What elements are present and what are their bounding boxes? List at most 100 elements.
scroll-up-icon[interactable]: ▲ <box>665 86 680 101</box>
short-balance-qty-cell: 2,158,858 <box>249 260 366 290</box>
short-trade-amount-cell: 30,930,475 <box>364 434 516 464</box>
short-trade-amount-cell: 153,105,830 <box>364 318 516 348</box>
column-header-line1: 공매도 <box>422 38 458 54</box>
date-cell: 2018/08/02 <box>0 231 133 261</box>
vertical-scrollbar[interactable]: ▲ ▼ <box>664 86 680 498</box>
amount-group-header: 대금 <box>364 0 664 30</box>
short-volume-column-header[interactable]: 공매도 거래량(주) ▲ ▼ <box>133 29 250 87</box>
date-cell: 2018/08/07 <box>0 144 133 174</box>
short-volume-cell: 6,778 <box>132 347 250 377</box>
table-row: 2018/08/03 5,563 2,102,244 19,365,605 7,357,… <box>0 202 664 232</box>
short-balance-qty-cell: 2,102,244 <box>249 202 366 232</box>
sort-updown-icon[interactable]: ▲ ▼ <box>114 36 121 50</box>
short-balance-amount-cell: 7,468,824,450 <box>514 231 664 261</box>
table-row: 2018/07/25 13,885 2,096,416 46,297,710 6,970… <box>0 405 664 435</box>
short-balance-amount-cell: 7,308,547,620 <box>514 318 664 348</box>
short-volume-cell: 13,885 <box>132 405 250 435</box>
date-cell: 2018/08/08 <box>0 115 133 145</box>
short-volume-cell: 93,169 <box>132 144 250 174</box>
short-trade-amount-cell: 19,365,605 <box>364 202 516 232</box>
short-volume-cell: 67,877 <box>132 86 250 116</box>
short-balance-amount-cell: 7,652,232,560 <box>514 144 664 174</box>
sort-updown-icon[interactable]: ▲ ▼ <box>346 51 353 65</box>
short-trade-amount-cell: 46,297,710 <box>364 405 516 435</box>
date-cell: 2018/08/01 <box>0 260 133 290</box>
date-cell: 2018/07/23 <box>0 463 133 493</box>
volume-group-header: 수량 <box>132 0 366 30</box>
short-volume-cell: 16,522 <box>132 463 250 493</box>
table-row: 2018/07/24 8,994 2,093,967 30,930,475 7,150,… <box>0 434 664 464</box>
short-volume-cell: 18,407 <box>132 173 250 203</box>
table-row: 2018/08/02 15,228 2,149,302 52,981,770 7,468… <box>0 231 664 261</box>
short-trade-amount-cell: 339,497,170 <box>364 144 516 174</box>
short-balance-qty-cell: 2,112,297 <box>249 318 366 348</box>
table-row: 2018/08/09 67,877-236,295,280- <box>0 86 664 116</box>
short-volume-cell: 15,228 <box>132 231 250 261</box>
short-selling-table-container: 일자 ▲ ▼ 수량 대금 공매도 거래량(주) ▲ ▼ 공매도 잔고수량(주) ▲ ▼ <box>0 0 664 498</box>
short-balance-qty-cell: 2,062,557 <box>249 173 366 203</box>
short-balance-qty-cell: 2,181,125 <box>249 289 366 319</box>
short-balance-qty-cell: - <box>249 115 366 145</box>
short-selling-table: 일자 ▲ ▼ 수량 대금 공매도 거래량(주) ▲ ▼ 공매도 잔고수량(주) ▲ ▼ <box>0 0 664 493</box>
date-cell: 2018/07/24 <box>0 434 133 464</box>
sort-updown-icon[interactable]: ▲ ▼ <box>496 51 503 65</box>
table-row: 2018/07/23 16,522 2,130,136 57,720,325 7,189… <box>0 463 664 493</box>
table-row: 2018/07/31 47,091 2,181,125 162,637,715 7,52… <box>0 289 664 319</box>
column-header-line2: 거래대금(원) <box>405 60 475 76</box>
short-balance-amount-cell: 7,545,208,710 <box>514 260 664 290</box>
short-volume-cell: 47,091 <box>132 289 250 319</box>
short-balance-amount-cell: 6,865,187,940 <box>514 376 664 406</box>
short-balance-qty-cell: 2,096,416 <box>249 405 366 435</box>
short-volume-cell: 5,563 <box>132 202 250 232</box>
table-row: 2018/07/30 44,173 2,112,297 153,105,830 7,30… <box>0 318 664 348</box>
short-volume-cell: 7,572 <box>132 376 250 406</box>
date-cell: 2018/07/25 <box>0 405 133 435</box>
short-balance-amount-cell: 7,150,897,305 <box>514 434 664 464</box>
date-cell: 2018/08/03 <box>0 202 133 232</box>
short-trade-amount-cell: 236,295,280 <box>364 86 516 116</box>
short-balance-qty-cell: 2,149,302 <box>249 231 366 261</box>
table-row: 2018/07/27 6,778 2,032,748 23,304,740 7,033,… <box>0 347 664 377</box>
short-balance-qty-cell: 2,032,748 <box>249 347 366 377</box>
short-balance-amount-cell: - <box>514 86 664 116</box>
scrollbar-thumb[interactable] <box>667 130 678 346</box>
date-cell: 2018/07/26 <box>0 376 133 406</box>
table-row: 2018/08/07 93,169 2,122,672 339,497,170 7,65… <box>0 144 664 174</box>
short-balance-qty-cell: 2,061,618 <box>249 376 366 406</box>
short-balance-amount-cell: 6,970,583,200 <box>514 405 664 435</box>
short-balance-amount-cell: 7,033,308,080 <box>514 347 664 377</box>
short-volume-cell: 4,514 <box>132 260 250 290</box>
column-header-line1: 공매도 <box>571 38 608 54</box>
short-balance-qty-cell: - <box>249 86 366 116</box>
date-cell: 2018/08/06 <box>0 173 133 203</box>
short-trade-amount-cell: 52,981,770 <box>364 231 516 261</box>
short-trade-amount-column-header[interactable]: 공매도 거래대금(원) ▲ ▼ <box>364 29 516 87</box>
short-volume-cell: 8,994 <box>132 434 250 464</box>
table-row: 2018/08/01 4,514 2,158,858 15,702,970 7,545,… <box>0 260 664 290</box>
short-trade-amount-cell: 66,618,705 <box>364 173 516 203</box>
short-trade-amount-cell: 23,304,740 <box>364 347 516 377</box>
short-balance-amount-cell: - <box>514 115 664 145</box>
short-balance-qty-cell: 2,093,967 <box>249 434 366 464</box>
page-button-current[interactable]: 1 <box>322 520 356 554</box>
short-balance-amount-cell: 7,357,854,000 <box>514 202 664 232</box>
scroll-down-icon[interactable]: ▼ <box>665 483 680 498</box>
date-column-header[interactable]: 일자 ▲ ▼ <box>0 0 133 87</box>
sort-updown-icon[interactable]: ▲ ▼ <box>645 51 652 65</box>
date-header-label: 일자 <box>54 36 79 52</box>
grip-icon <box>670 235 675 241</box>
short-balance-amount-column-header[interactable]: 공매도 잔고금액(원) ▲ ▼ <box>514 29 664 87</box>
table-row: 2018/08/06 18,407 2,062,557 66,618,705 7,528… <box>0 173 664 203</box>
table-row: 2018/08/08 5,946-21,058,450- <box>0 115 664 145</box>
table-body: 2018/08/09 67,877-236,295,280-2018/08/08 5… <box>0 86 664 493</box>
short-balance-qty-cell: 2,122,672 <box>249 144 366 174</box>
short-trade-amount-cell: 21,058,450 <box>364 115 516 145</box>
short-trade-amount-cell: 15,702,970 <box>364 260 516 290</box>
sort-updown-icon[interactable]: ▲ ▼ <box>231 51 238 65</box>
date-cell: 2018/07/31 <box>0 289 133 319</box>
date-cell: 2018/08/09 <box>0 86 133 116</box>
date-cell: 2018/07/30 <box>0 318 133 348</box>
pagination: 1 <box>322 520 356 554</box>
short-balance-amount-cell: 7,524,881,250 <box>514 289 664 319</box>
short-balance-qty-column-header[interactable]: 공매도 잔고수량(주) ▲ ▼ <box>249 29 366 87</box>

**What to do**
Can you copy all of the data above line for line, without changing a single character?

**Written answer**
What elements are present and what are their bounding boxes? List at most 100 elements.
scroll-up-icon[interactable]: ▲ <box>665 86 680 101</box>
short-balance-qty-cell: 2,158,858 <box>249 260 366 290</box>
short-trade-amount-cell: 30,930,475 <box>364 434 516 464</box>
short-trade-amount-cell: 153,105,830 <box>364 318 516 348</box>
column-header-line1: 공매도 <box>422 38 458 54</box>
date-cell: 2018/08/02 <box>0 231 133 261</box>
vertical-scrollbar[interactable]: ▲ ▼ <box>664 86 680 498</box>
amount-group-header: 대금 <box>364 0 664 30</box>
short-volume-column-header[interactable]: 공매도 거래량(주) ▲ ▼ <box>133 29 250 87</box>
date-cell: 2018/08/07 <box>0 144 133 174</box>
short-volume-cell: 6,778 <box>132 347 250 377</box>
table-row: 2018/08/03 5,563 2,102,244 19,365,605 7,357,… <box>0 202 664 232</box>
short-balance-qty-cell: 2,102,244 <box>249 202 366 232</box>
sort-updown-icon[interactable]: ▲ ▼ <box>114 36 121 50</box>
short-balance-amount-cell: 7,468,824,450 <box>514 231 664 261</box>
table-row: 2018/07/25 13,885 2,096,416 46,297,710 6,970… <box>0 405 664 435</box>
short-balance-amount-cell: 7,308,547,620 <box>514 318 664 348</box>
short-volume-cell: 13,885 <box>132 405 250 435</box>
date-cell: 2018/08/08 <box>0 115 133 145</box>
short-volume-cell: 93,169 <box>132 144 250 174</box>
short-trade-amount-cell: 19,365,605 <box>364 202 516 232</box>
short-volume-cell: 67,877 <box>132 86 250 116</box>
short-balance-amount-cell: 7,652,232,560 <box>514 144 664 174</box>
sort-updown-icon[interactable]: ▲ ▼ <box>346 51 353 65</box>
short-trade-amount-cell: 46,297,710 <box>364 405 516 435</box>
date-cell: 2018/08/01 <box>0 260 133 290</box>
date-cell: 2018/07/23 <box>0 463 133 493</box>
volume-group-header: 수량 <box>132 0 366 30</box>
short-volume-cell: 16,522 <box>132 463 250 493</box>
table-row: 2018/07/24 8,994 2,093,967 30,930,475 7,150,… <box>0 434 664 464</box>
short-volume-cell: 18,407 <box>132 173 250 203</box>
table-row: 2018/08/02 15,228 2,149,302 52,981,770 7,468… <box>0 231 664 261</box>
short-trade-amount-cell: 339,497,170 <box>364 144 516 174</box>
short-balance-qty-cell: 2,112,297 <box>249 318 366 348</box>
table-row: 2018/08/09 67,877-236,295,280- <box>0 86 664 116</box>
short-volume-cell: 15,228 <box>132 231 250 261</box>
short-selling-table-container: 일자 ▲ ▼ 수량 대금 공매도 거래량(주) ▲ ▼ 공매도 잔고수량(주) ▲ ▼ <box>0 0 664 498</box>
short-balance-qty-cell: 2,062,557 <box>249 173 366 203</box>
short-balance-qty-cell: 2,181,125 <box>249 289 366 319</box>
short-balance-qty-cell: - <box>249 115 366 145</box>
short-selling-table: 일자 ▲ ▼ 수량 대금 공매도 거래량(주) ▲ ▼ 공매도 잔고수량(주) ▲ ▼ <box>0 0 664 493</box>
date-cell: 2018/07/24 <box>0 434 133 464</box>
sort-updown-icon[interactable]: ▲ ▼ <box>496 51 503 65</box>
table-row: 2018/07/23 16,522 2,130,136 57,720,325 7,189… <box>0 463 664 493</box>
table-row: 2018/07/31 47,091 2,181,125 162,637,715 7,52… <box>0 289 664 319</box>
column-header-line2: 거래대금(원) <box>405 60 475 76</box>
short-balance-amount-cell: 7,545,208,710 <box>514 260 664 290</box>
short-volume-cell: 47,091 <box>132 289 250 319</box>
short-balance-amount-cell: 6,865,187,940 <box>514 376 664 406</box>
short-balance-qty-cell: 2,096,416 <box>249 405 366 435</box>
short-volume-cell: 5,563 <box>132 202 250 232</box>
table-row: 2018/07/30 44,173 2,112,297 153,105,830 7,30… <box>0 318 664 348</box>
short-volume-cell: 7,572 <box>132 376 250 406</box>
date-cell: 2018/07/25 <box>0 405 133 435</box>
short-balance-amount-cell: 7,150,897,305 <box>514 434 664 464</box>
date-cell: 2018/08/03 <box>0 202 133 232</box>
short-trade-amount-cell: 236,295,280 <box>364 86 516 116</box>
short-balance-qty-cell: 2,149,302 <box>249 231 366 261</box>
table-row: 2018/07/27 6,778 2,032,748 23,304,740 7,033,… <box>0 347 664 377</box>
short-balance-qty-cell: 2,032,748 <box>249 347 366 377</box>
short-balance-amount-cell: - <box>514 86 664 116</box>
scrollbar-thumb[interactable] <box>667 130 678 346</box>
date-cell: 2018/07/26 <box>0 376 133 406</box>
table-row: 2018/08/07 93,169 2,122,672 339,497,170 7,65… <box>0 144 664 174</box>
short-balance-qty-cell: 2,061,618 <box>249 376 366 406</box>
short-balance-amount-cell: 6,970,583,200 <box>514 405 664 435</box>
short-balance-amount-cell: 7,033,308,080 <box>514 347 664 377</box>
short-volume-cell: 4,514 <box>132 260 250 290</box>
column-header-line1: 공매도 <box>571 38 608 54</box>
short-balance-qty-cell: - <box>249 86 366 116</box>
date-cell: 2018/08/06 <box>0 173 133 203</box>
short-trade-amount-cell: 52,981,770 <box>364 231 516 261</box>
short-trade-amount-column-header[interactable]: 공매도 거래대금(원) ▲ ▼ <box>364 29 516 87</box>
short-volume-cell: 8,994 <box>132 434 250 464</box>
table-row: 2018/08/01 4,514 2,158,858 15,702,970 7,545,… <box>0 260 664 290</box>
short-trade-amount-cell: 66,618,705 <box>364 173 516 203</box>
short-trade-amount-cell: 23,304,740 <box>364 347 516 377</box>
short-balance-amount-cell: - <box>514 115 664 145</box>
short-balance-qty-cell: 2,093,967 <box>249 434 366 464</box>
page-button-current[interactable]: 1 <box>322 520 356 554</box>
short-balance-amount-cell: 7,357,854,000 <box>514 202 664 232</box>
scroll-down-icon[interactable]: ▼ <box>665 483 680 498</box>
date-column-header[interactable]: 일자 ▲ ▼ <box>0 0 133 87</box>
sort-updown-icon[interactable]: ▲ ▼ <box>645 51 652 65</box>
date-header-label: 일자 <box>54 36 79 52</box>
grip-icon <box>670 235 675 241</box>
short-balance-amount-column-header[interactable]: 공매도 잔고금액(원) ▲ ▼ <box>514 29 664 87</box>
table-row: 2018/08/06 18,407 2,062,557 66,618,705 7,528… <box>0 173 664 203</box>
table-row: 2018/08/08 5,946-21,058,450- <box>0 115 664 145</box>
table-body: 2018/08/09 67,877-236,295,280-2018/08/08 5… <box>0 86 664 493</box>
short-balance-qty-cell: 2,122,672 <box>249 144 366 174</box>
short-trade-amount-cell: 21,058,450 <box>364 115 516 145</box>
short-trade-amount-cell: 15,702,970 <box>364 260 516 290</box>
sort-updown-icon[interactable]: ▲ ▼ <box>231 51 238 65</box>
date-cell: 2018/07/31 <box>0 289 133 319</box>
date-cell: 2018/08/09 <box>0 86 133 116</box>
date-cell: 2018/07/30 <box>0 318 133 348</box>
pagination: 1 <box>322 520 356 554</box>
short-balance-amount-cell: 7,524,881,250 <box>514 289 664 319</box>
short-balance-qty-column-header[interactable]: 공매도 잔고수량(주) ▲ ▼ <box>249 29 366 87</box>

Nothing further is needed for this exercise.